GIVEN TASK A: In the profiles of finance officials below, rewrite the passage starting at "Nirmala Sitharaman was" and ending at "Nehru University (Delhi).", substituting "the University of Delhi" for "Jawaharlal Nehru University".

SOURCE TEXT:

★ ★ ★

Managing Director of the Monetary Authority of Singapore

Ravi Menon was appointed Managing Director of the Monetary Authority of Singapore (MAS) in 2011. In his sixteen years at MAS, he has been involved in monetary policy, macroeconomic analysis, banking regulation and liberalization, and organizational development. He has also served as Permanent Secretary at the Ministry of Trade & Industry, and Deputy Secretary at the Ministry of Finance and member of the Secretariat to the Financial Stability Forum, BIS. Mr. Menon holds degrees in Economics from the National University of Singapore and Public Administration from Harvard University.

Nirmala Sitharaman

Minister of Finance, India

Nirmala Sitharaman was appointed Minister of Finance in late May 2019, at the beginning of the Bharatiya Janata Party (BJP) government’s second term in office, succeeding Arun Jaitley. She previously held the post of Defense Minister (2017-19) and is the country’s second female occupant of either of these positions (in both cases, Indira Gandhi was the first). Minister Sitharaman holds a Master of Arts in economics from Jawaharlal Nehru University (Delhi).

★ ★ ★

ENTRIES PROVIDED:

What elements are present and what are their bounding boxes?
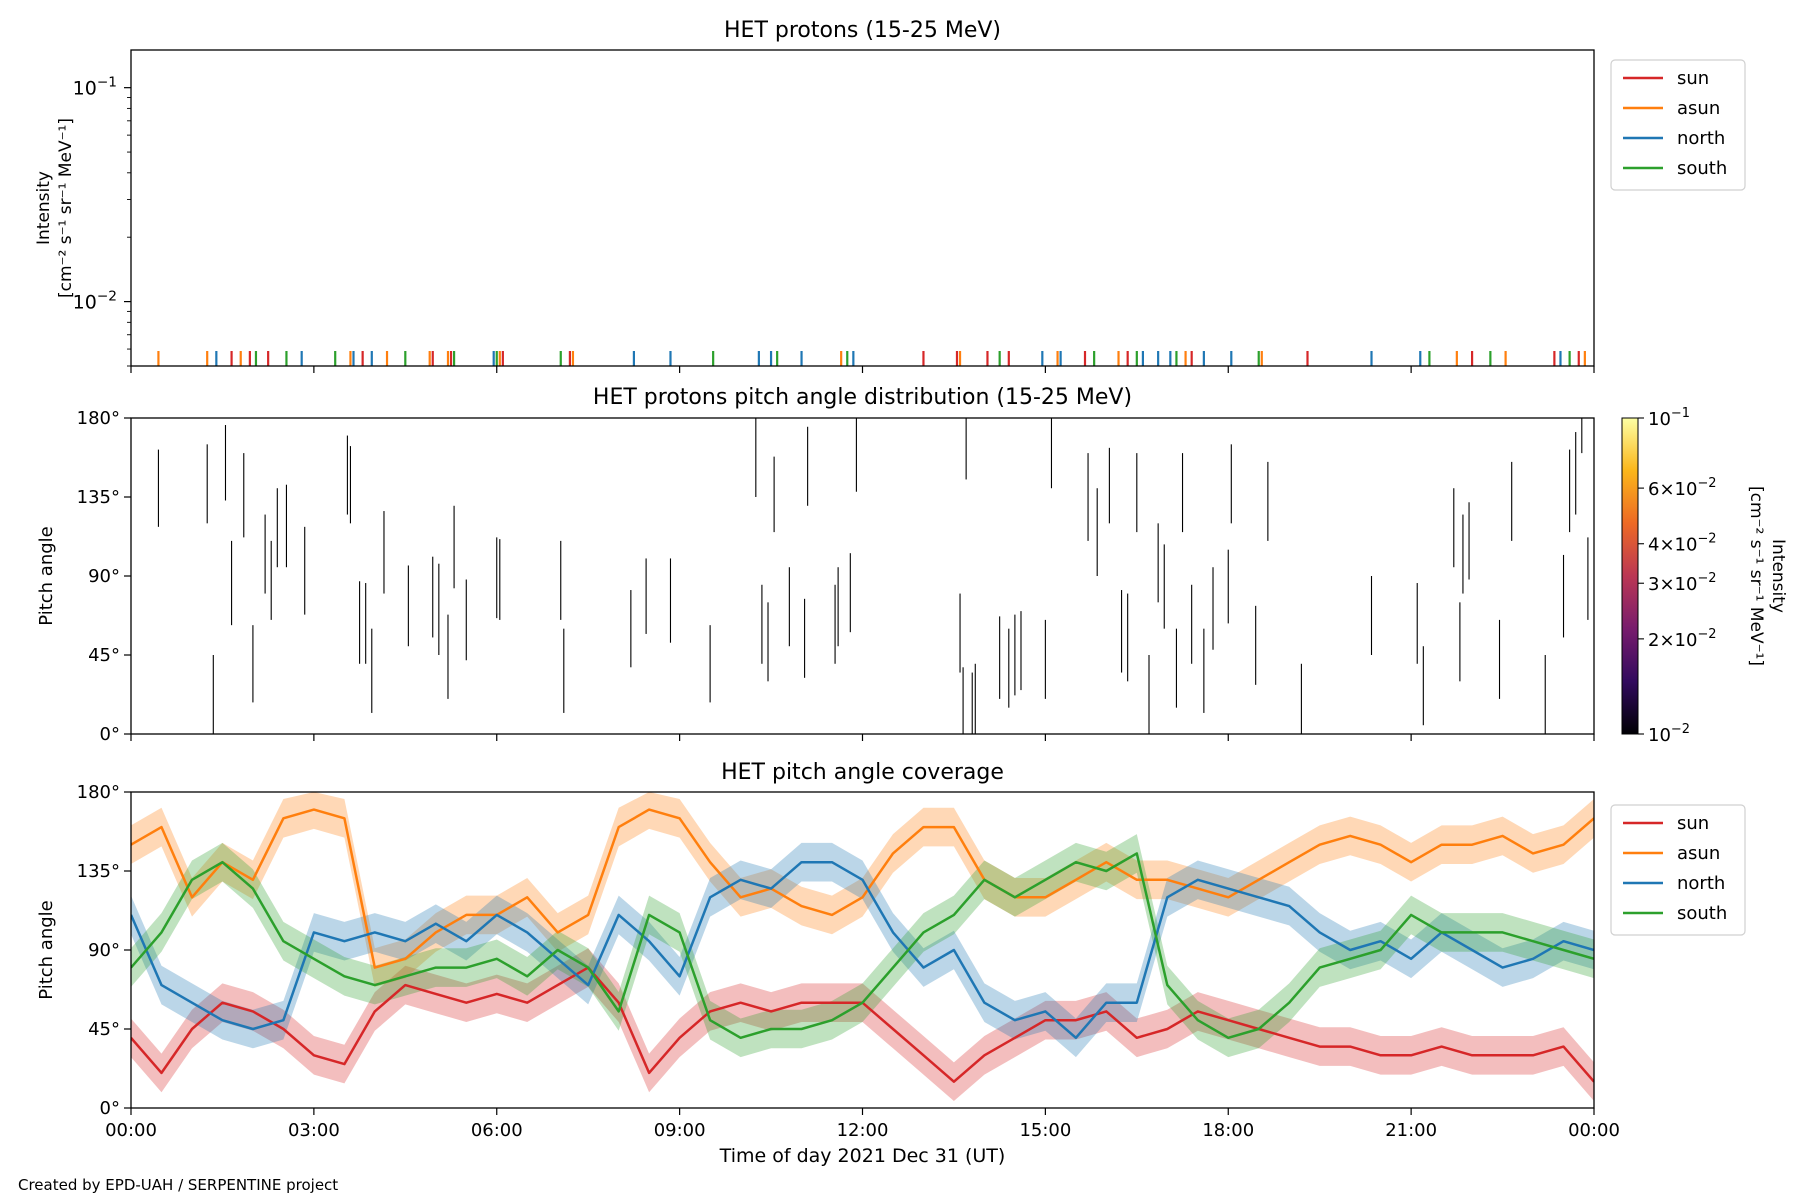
x-tick-label: 09:00 [654, 1120, 706, 1141]
coverage-xlabel: Time of day 2021 Dec 31 (UT) [719, 1145, 1006, 1167]
intensity-legend-label: sun [1677, 68, 1709, 89]
intensity-ylabel-line1: Intensity [34, 171, 54, 245]
y-tick-label: 0° [100, 1098, 120, 1119]
y-tick-label: 180° [77, 408, 120, 429]
x-tick-label: 03:00 [288, 1120, 340, 1141]
panel-pad-title: HET protons pitch angle distribution (15… [593, 385, 1132, 410]
colorbar-bar [1621, 417, 1639, 735]
x-tick-label: 18:00 [1202, 1120, 1254, 1141]
coverage-legend-label: asun [1677, 843, 1720, 864]
intensity-legend-box [1610, 59, 1746, 191]
intensity-spikes [157, 351, 1586, 366]
intensity-ylabel-line2: [cm⁻² s⁻¹ sr⁻¹ MeV⁻¹] [56, 118, 76, 298]
colorbar: 10−1 6×10−2 4×10−2 3×10−2 2×10−2 10−2 Intensi… [1621, 406, 1788, 746]
colorbar-tick-label: 6×10−2 [1648, 476, 1717, 500]
intensity-legend-label: asun [1677, 98, 1720, 119]
coverage-line-asun [131, 808, 1594, 969]
footer-credit: Created by EPD-UAH / SERPENTINE project [18, 1176, 339, 1194]
y-tick-label: 135° [77, 861, 120, 882]
intensity-y-axis: 10−1 10−2 [73, 75, 131, 367]
panel-intensity: HET protons (15-25 MeV) 10−1 10−2 Intensi… [34, 18, 1746, 373]
intensity-legend: sun asun north south [1610, 59, 1746, 191]
colorbar-tick-label: 3×10−2 [1648, 571, 1717, 595]
coverage-ylabel: Pitch angle [36, 900, 57, 999]
x-tick-label: 00:00 [105, 1120, 157, 1141]
coverage-legend: sun asun north south [1610, 804, 1746, 936]
panel-coverage-frame [130, 791, 1595, 1109]
coverage-legend-label: north [1677, 873, 1725, 894]
colorbar-label-line2: [cm⁻² s⁻¹ sr⁻¹ MeV⁻¹] [1746, 486, 1766, 666]
colorbar-tick-label: 10−2 [1648, 722, 1690, 746]
coverage-line-north [131, 860, 1594, 1040]
coverage-legend-box [1610, 804, 1746, 936]
intensity-legend-label: north [1677, 128, 1725, 149]
panel-pad-frame [130, 417, 1595, 735]
y-tick-label: 90° [88, 566, 120, 587]
coverage-y-axis: 0° 45° 90° 135° 180° [77, 782, 131, 1119]
coverage-band-sun [131, 948, 1594, 1101]
y-tick-label: 135° [77, 487, 120, 508]
coverage-x-axis: 00:00 03:00 06:00 09:00 12:00 15:00 18:00 21:00… [105, 1108, 1620, 1141]
intensity-legend-label: south [1677, 158, 1727, 179]
pad-y-axis: 0° 45° 90° 135° 180° [77, 408, 131, 745]
x-tick-label: 06:00 [471, 1120, 523, 1141]
y-tick-label: 45° [88, 1019, 120, 1040]
colorbar-ticks: 10−1 6×10−2 4×10−2 3×10−2 2×10−2 10−2 [1638, 406, 1717, 746]
x-tick-label: 21:00 [1385, 1120, 1437, 1141]
x-tick-label: 12:00 [837, 1120, 889, 1141]
pad-ylabel: Pitch angle [36, 526, 57, 625]
panel-coverage-title: HET pitch angle coverage [721, 760, 1004, 785]
pad-segments [157, 418, 1589, 734]
y-tick-label: 180° [77, 782, 120, 803]
coverage-series [131, 792, 1594, 1101]
y-tick-label: 90° [88, 940, 120, 961]
coverage-legend-label: sun [1677, 813, 1709, 834]
colorbar-tick-label: 2×10−2 [1648, 627, 1717, 651]
panel-intensity-frame [130, 49, 1595, 367]
colorbar-tick-label: 4×10−2 [1648, 532, 1717, 556]
x-tick-label: 00:00 [1568, 1120, 1620, 1141]
intensity-ylabel: Intensity [cm⁻² s⁻¹ sr⁻¹ MeV⁻¹] [34, 118, 76, 298]
panel-pad: HET protons pitch angle distribution (15… [36, 385, 1788, 746]
panel-intensity-title: HET protons (15-25 MeV) [724, 18, 1001, 43]
coverage-band-asun [131, 792, 1594, 987]
y-tick-label: 10−2 [73, 289, 117, 314]
coverage-line-south [131, 852, 1594, 1040]
coverage-band-south [131, 834, 1594, 1058]
y-tick-label: 45° [88, 645, 120, 666]
colorbar-label-line1: Intensity [1768, 539, 1788, 613]
x-tick-label: 15:00 [1019, 1120, 1071, 1141]
intensity-x-ticks [130, 366, 1595, 373]
pad-x-ticks [130, 734, 1595, 741]
coverage-legend-label: south [1677, 903, 1727, 924]
colorbar-label: Intensity [cm⁻² s⁻¹ sr⁻¹ MeV⁻¹] [1746, 486, 1788, 666]
y-tick-label: 0° [100, 724, 120, 745]
y-tick-label: 10−1 [73, 75, 117, 100]
panel-coverage: HET pitch angle coverage 0° 45° 90° 135° 180… [36, 760, 1746, 1167]
colorbar-tick-label: 10−1 [1648, 406, 1690, 430]
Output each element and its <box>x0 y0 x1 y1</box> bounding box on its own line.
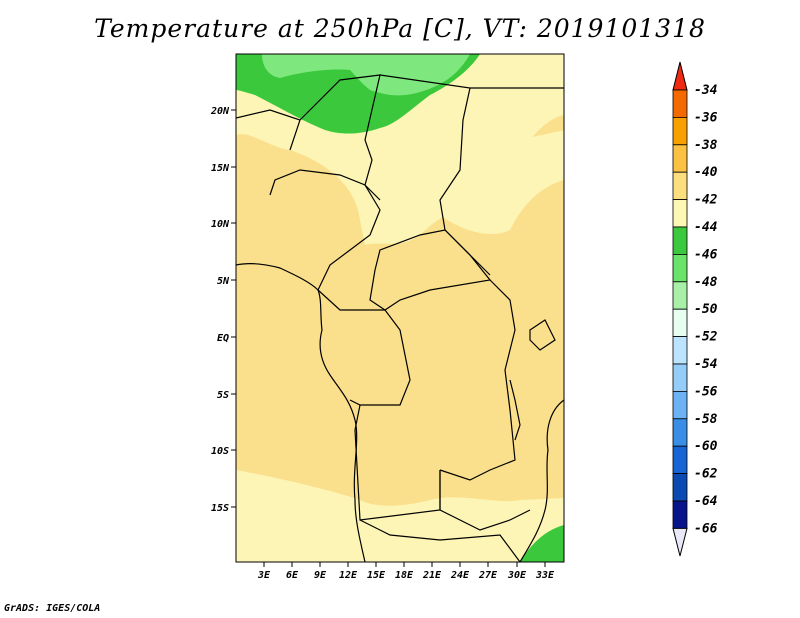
colorbar-swatch-4 <box>672 199 688 228</box>
colorbar: -34 -36 -38 -40 -42 -44 -46 -48 -50 -52 … <box>672 61 718 557</box>
lat-label-10s: 10S <box>211 446 229 457</box>
colorbar-swatch-0 <box>672 89 688 118</box>
lat-label-20n: 20N <box>210 106 230 117</box>
border-drc-east <box>439 279 516 481</box>
map-frame <box>235 53 565 563</box>
field-green-se <box>520 525 564 562</box>
colorbar-swatch-3 <box>672 171 688 200</box>
lake-victoria <box>529 319 556 351</box>
colorbar-label: -60 <box>694 439 718 454</box>
border-car <box>369 229 492 311</box>
lon-axis: 3E 6E 9E 12E 15E 18E 21E 24E 27E 30E 33E <box>257 562 555 581</box>
lon-label-9e: 9E <box>314 570 327 581</box>
colorbar-swatch-7 <box>672 281 688 310</box>
colorbar-top-arrow <box>672 61 688 91</box>
lat-axis: 20N 15N 10N 5N EQ 5S 10S 15S <box>210 106 236 514</box>
map-title: Temperature at 250hPa [C], VT: 201910131… <box>94 14 706 43</box>
lat-label-5n: 5N <box>217 276 230 287</box>
colorbar-swatch-12 <box>672 418 688 447</box>
colorbar-swatch-13 <box>672 445 688 475</box>
coastline-east <box>519 399 564 562</box>
colorbar-swatch-1 <box>672 117 688 146</box>
border-nigeria <box>269 169 381 291</box>
colorbar-swatch-2 <box>672 144 688 173</box>
colorbar-swatch-14 <box>672 473 688 502</box>
colorbar-label: -42 <box>694 193 718 208</box>
border-drc <box>349 309 411 406</box>
border-south <box>359 519 521 562</box>
colorbar-label: -56 <box>694 384 718 399</box>
border-zambia <box>439 470 531 531</box>
field-pale-east <box>430 130 564 235</box>
lon-label-24e: 24E <box>450 570 470 581</box>
lat-label-5s: 5S <box>217 390 229 401</box>
lon-label-21e: 21E <box>422 570 442 581</box>
lat-label-15s: 15S <box>211 503 229 514</box>
temperature-field <box>236 54 564 562</box>
lon-label-12e: 12E <box>339 570 358 581</box>
lon-label-6e: 6E <box>286 570 299 581</box>
country-borders <box>236 74 564 562</box>
colorbar-label: -58 <box>694 412 718 427</box>
lon-label-18e: 18E <box>395 570 414 581</box>
border-sahara-west <box>236 109 301 151</box>
border-cameroon-congo <box>317 289 385 311</box>
colorbar-label: -40 <box>694 165 718 180</box>
lon-label-33e: 33E <box>535 570 555 581</box>
credit-label: GrADS: IGES/COLA <box>4 603 101 614</box>
colorbar-label: -34 <box>694 83 718 98</box>
colorbar-swatch-10 <box>672 363 688 392</box>
coastline-west <box>236 262 366 562</box>
colorbar-label: -54 <box>694 357 718 372</box>
colorbar-label: -52 <box>694 330 718 345</box>
colorbar-swatch-9 <box>672 336 688 365</box>
lon-label-15e: 15E <box>367 570 386 581</box>
colorbar-label: -64 <box>694 494 718 509</box>
colorbar-label: -50 <box>694 302 718 317</box>
lake-tanganyika <box>509 379 521 441</box>
colorbar-bottom-arrow <box>672 527 688 557</box>
lon-label-3e: 3E <box>257 570 271 581</box>
lat-label-15n: 15N <box>211 163 230 174</box>
colorbar-label: -46 <box>694 247 718 262</box>
colorbar-label: -62 <box>694 467 718 482</box>
colorbar-swatch-5 <box>672 226 688 255</box>
colorbar-label: -36 <box>694 110 718 125</box>
colorbar-swatch-11 <box>672 390 688 420</box>
colorbar-label: -44 <box>694 220 718 235</box>
colorbar-swatch-8 <box>672 308 688 338</box>
lon-label-30e: 30E <box>507 570 527 581</box>
lon-label-27e: 27E <box>478 570 498 581</box>
lat-label-eq: EQ <box>217 333 229 344</box>
colorbar-label: -66 <box>694 521 718 536</box>
field-light-green <box>262 54 470 96</box>
colorbar-swatch-15 <box>672 500 688 529</box>
field-pale-south <box>236 470 564 562</box>
colorbar-label: -38 <box>694 138 718 153</box>
colorbar-swatch-6 <box>672 253 688 283</box>
colorbar-label: -48 <box>694 275 718 290</box>
lat-label-10n: 10N <box>211 219 230 230</box>
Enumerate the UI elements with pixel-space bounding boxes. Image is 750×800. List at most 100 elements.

★ ★ ★

GIVEN TASK B: Copy the lines of the listing above exactly, starting at the line that contains "x-tick-label: 09:00 [654, 1120, 706, 1141]" and ending at the line that contains "intensity-legend-label: asun [1677, 98, 1720, 119]".

FULL RESPONSE A:
Nirmala Sitharaman was appointed Minister of Finance in late May 2019, at the beginning of the Bharatiya Janata Party (BJP) government’s second term in office, succeeding Arun Jaitley. She previously held the post of Defense Minister (2017-19) and is the country’s second female occupant of either of these positions (in both cases, Indira Gandhi was the first). Minister Sitharaman holds a Master of Arts in economics from the University of Delhi (Delhi).

FULL RESPONSE B:
x-tick-label: 09:00 [654, 1120, 706, 1141]
coverage-xlabel: Time of day 2021 Dec 31 (UT) [719, 1145, 1006, 1167]
intensity-legend-label: sun [1677, 68, 1709, 89]
intensity-ylabel-line1: Intensity [34, 171, 54, 245]
y-tick-label: 0° [100, 1098, 120, 1119]
y-tick-label: 180° [77, 408, 120, 429]
x-tick-label: 03:00 [288, 1120, 340, 1141]
panel-pad-title: HET protons pitch angle distribution (15… [593, 385, 1132, 410]
colorbar-bar [1621, 417, 1639, 735]
x-tick-label: 18:00 [1202, 1120, 1254, 1141]
coverage-legend-label: asun [1677, 843, 1720, 864]
intensity-legend-box [1610, 59, 1746, 191]
intensity-spikes [157, 351, 1586, 366]
intensity-ylabel-line2: [cm⁻² s⁻¹ sr⁻¹ MeV⁻¹] [56, 118, 76, 298]
colorbar: 10−1 6×10−2 4×10−2 3×10−2 2×10−2 10−2 Intensi… [1621, 406, 1788, 746]
colorbar-tick-label: 6×10−2 [1648, 476, 1717, 500]
intensity-legend-label: asun [1677, 98, 1720, 119]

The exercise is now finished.